(SUPPLIED DATA):
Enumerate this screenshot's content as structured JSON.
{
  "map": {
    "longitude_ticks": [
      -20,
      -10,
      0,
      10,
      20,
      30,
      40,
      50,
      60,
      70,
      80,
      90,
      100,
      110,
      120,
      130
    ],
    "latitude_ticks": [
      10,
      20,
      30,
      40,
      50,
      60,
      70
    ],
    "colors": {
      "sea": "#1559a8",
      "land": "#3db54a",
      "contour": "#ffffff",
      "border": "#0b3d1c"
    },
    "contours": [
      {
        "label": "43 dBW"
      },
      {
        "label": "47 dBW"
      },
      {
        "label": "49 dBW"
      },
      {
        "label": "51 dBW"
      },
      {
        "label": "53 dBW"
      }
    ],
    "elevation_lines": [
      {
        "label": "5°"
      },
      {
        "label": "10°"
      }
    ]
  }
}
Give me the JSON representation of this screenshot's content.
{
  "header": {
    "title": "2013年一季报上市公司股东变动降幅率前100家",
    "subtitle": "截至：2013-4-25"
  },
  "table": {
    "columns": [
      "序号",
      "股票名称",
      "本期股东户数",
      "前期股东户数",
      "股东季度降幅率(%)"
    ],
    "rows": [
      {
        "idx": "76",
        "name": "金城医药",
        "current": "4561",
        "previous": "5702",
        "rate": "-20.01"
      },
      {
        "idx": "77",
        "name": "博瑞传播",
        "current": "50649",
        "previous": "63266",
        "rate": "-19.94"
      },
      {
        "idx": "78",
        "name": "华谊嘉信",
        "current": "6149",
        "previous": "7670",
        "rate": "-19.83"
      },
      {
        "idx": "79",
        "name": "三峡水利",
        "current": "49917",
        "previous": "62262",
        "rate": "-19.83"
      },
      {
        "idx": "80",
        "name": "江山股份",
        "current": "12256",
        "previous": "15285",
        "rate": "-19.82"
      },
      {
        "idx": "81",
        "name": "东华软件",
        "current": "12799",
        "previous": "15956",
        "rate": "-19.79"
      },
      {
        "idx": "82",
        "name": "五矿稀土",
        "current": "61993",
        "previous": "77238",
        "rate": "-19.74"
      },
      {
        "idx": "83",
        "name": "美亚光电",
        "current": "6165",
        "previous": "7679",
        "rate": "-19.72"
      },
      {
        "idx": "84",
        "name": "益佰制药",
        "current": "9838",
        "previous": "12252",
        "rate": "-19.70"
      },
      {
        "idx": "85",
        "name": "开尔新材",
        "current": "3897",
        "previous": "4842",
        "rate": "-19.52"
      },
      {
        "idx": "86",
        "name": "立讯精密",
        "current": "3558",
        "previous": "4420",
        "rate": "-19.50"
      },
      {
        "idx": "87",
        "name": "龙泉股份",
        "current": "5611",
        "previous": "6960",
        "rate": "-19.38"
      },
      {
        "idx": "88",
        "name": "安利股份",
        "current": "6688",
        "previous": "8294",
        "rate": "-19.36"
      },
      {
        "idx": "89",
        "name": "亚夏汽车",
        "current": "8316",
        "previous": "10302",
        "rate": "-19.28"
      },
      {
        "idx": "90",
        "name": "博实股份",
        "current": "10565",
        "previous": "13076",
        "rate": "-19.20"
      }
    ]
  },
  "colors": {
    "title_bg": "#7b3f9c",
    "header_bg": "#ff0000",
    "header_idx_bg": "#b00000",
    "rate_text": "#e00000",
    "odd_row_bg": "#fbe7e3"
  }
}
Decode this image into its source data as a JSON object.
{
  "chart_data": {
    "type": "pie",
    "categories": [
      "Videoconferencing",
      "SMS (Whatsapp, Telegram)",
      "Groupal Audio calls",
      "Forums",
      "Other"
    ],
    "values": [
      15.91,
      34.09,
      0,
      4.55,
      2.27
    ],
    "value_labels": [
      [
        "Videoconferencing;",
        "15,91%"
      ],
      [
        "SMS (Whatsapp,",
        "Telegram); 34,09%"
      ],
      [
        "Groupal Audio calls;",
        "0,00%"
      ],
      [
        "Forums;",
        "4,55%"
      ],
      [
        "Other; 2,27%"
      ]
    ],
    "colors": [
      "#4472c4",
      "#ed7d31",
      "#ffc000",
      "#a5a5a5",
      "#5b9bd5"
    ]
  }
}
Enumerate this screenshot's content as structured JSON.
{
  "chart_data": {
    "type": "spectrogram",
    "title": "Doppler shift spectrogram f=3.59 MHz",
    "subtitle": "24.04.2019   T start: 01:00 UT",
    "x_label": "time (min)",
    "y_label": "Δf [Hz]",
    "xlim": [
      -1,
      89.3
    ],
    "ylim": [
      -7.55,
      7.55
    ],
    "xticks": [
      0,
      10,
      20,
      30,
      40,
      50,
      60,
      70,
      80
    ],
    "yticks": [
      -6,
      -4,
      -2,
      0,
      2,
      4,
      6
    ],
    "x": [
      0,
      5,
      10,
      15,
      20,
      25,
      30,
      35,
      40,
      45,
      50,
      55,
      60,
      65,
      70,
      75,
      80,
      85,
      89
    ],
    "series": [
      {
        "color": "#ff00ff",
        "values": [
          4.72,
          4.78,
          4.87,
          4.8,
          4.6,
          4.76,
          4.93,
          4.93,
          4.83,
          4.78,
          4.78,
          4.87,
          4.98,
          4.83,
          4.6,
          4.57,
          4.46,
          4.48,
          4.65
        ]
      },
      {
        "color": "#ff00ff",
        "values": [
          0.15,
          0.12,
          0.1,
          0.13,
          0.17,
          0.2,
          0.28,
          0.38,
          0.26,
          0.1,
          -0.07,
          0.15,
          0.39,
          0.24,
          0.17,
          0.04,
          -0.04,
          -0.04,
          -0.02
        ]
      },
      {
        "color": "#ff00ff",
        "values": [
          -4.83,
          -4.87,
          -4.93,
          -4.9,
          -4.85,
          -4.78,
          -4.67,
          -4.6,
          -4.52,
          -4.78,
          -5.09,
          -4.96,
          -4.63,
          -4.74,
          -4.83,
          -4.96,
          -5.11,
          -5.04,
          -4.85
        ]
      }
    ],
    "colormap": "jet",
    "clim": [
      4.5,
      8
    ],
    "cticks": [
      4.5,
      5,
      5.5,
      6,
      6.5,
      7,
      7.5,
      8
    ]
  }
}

(TASK BRIEF):
Exactly reproduce all of the entries above.

(TASK RESPONSE):
Enumerate this screenshot's content as structured JSON.
{
  "map": {
    "longitude_ticks": [
      -20,
      -10,
      0,
      10,
      20,
      30,
      40,
      50,
      60,
      70,
      80,
      90,
      100,
      110,
      120,
      130
    ],
    "latitude_ticks": [
      10,
      20,
      30,
      40,
      50,
      60,
      70
    ],
    "colors": {
      "sea": "#1559a8",
      "land": "#3db54a",
      "contour": "#ffffff",
      "border": "#0b3d1c"
    },
    "contours": [
      {
        "label": "43 dBW"
      },
      {
        "label": "47 dBW"
      },
      {
        "label": "49 dBW"
      },
      {
        "label": "51 dBW"
      },
      {
        "label": "53 dBW"
      }
    ],
    "elevation_lines": [
      {
        "label": "5°"
      },
      {
        "label": "10°"
      }
    ]
  }
}
Give me the JSON representation of this screenshot's content.
{
  "header": {
    "title": "2013年一季报上市公司股东变动降幅率前100家",
    "subtitle": "截至：2013-4-25"
  },
  "table": {
    "columns": [
      "序号",
      "股票名称",
      "本期股东户数",
      "前期股东户数",
      "股东季度降幅率(%)"
    ],
    "rows": [
      {
        "idx": "76",
        "name": "金城医药",
        "current": "4561",
        "previous": "5702",
        "rate": "-20.01"
      },
      {
        "idx": "77",
        "name": "博瑞传播",
        "current": "50649",
        "previous": "63266",
        "rate": "-19.94"
      },
      {
        "idx": "78",
        "name": "华谊嘉信",
        "current": "6149",
        "previous": "7670",
        "rate": "-19.83"
      },
      {
        "idx": "79",
        "name": "三峡水利",
        "current": "49917",
        "previous": "62262",
        "rate": "-19.83"
      },
      {
        "idx": "80",
        "name": "江山股份",
        "current": "12256",
        "previous": "15285",
        "rate": "-19.82"
      },
      {
        "idx": "81",
        "name": "东华软件",
        "current": "12799",
        "previous": "15956",
        "rate": "-19.79"
      },
      {
        "idx": "82",
        "name": "五矿稀土",
        "current": "61993",
        "previous": "77238",
        "rate": "-19.74"
      },
      {
        "idx": "83",
        "name": "美亚光电",
        "current": "6165",
        "previous": "7679",
        "rate": "-19.72"
      },
      {
        "idx": "84",
        "name": "益佰制药",
        "current": "9838",
        "previous": "12252",
        "rate": "-19.70"
      },
      {
        "idx": "85",
        "name": "开尔新材",
        "current": "3897",
        "previous": "4842",
        "rate": "-19.52"
      },
      {
        "idx": "86",
        "name": "立讯精密",
        "current": "3558",
        "previous": "4420",
        "rate": "-19.50"
      },
      {
        "idx": "87",
        "name": "龙泉股份",
        "current": "5611",
        "previous": "6960",
        "rate": "-19.38"
      },
      {
        "idx": "88",
        "name": "安利股份",
        "current": "6688",
        "previous": "8294",
        "rate": "-19.36"
      },
      {
        "idx": "89",
        "name": "亚夏汽车",
        "current": "8316",
        "previous": "10302",
        "rate": "-19.28"
      },
      {
        "idx": "90",
        "name": "博实股份",
        "current": "10565",
        "previous": "13076",
        "rate": "-19.20"
      }
    ]
  },
  "colors": {
    "title_bg": "#7b3f9c",
    "header_bg": "#ff0000",
    "header_idx_bg": "#b00000",
    "rate_text": "#e00000",
    "odd_row_bg": "#fbe7e3"
  }
}
Decode this image into its source data as a JSON object.
{
  "chart_data": {
    "type": "pie",
    "categories": [
      "Videoconferencing",
      "SMS (Whatsapp, Telegram)",
      "Groupal Audio calls",
      "Forums",
      "Other"
    ],
    "values": [
      15.91,
      34.09,
      0,
      4.55,
      2.27
    ],
    "value_labels": [
      [
        "Videoconferencing;",
        "15,91%"
      ],
      [
        "SMS (Whatsapp,",
        "Telegram); 34,09%"
      ],
      [
        "Groupal Audio calls;",
        "0,00%"
      ],
      [
        "Forums;",
        "4,55%"
      ],
      [
        "Other; 2,27%"
      ]
    ],
    "colors": [
      "#4472c4",
      "#ed7d31",
      "#ffc000",
      "#a5a5a5",
      "#5b9bd5"
    ]
  }
}
Enumerate this screenshot's content as structured JSON.
{
  "chart_data": {
    "type": "spectrogram",
    "title": "Doppler shift spectrogram f=3.59 MHz",
    "subtitle": "24.04.2019   T start: 01:00 UT",
    "x_label": "time (min)",
    "y_label": "Δf [Hz]",
    "xlim": [
      -1,
      89.3
    ],
    "ylim": [
      -7.55,
      7.55
    ],
    "xticks": [
      0,
      10,
      20,
      30,
      40,
      50,
      60,
      70,
      80
    ],
    "yticks": [
      -6,
      -4,
      -2,
      0,
      2,
      4,
      6
    ],
    "x": [
      0,
      5,
      10,
      15,
      20,
      25,
      30,
      35,
      40,
      45,
      50,
      55,
      60,
      65,
      70,
      75,
      80,
      85,
      89
    ],
    "series": [
      {
        "color": "#ff00ff",
        "values": [
          4.72,
          4.78,
          4.87,
          4.8,
          4.6,
          4.76,
          4.93,
          4.93,
          4.83,
          4.78,
          4.78,
          4.87,
          4.98,
          4.83,
          4.6,
          4.57,
          4.46,
          4.48,
          4.65
        ]
      },
      {
        "color": "#ff00ff",
        "values": [
          0.15,
          0.12,
          0.1,
          0.13,
          0.17,
          0.2,
          0.28,
          0.38,
          0.26,
          0.1,
          -0.07,
          0.15,
          0.39,
          0.24,
          0.17,
          0.04,
          -0.04,
          -0.04,
          -0.02
        ]
      },
      {
        "color": "#ff00ff",
        "values": [
          -4.83,
          -4.87,
          -4.93,
          -4.9,
          -4.85,
          -4.78,
          -4.67,
          -4.6,
          -4.52,
          -4.78,
          -5.09,
          -4.96,
          -4.63,
          -4.74,
          -4.83,
          -4.96,
          -5.11,
          -5.04,
          -4.85
        ]
      }
    ],
    "colormap": "jet",
    "clim": [
      4.5,
      8
    ],
    "cticks": [
      4.5,
      5,
      5.5,
      6,
      6.5,
      7,
      7.5,
      8
    ]
  }
}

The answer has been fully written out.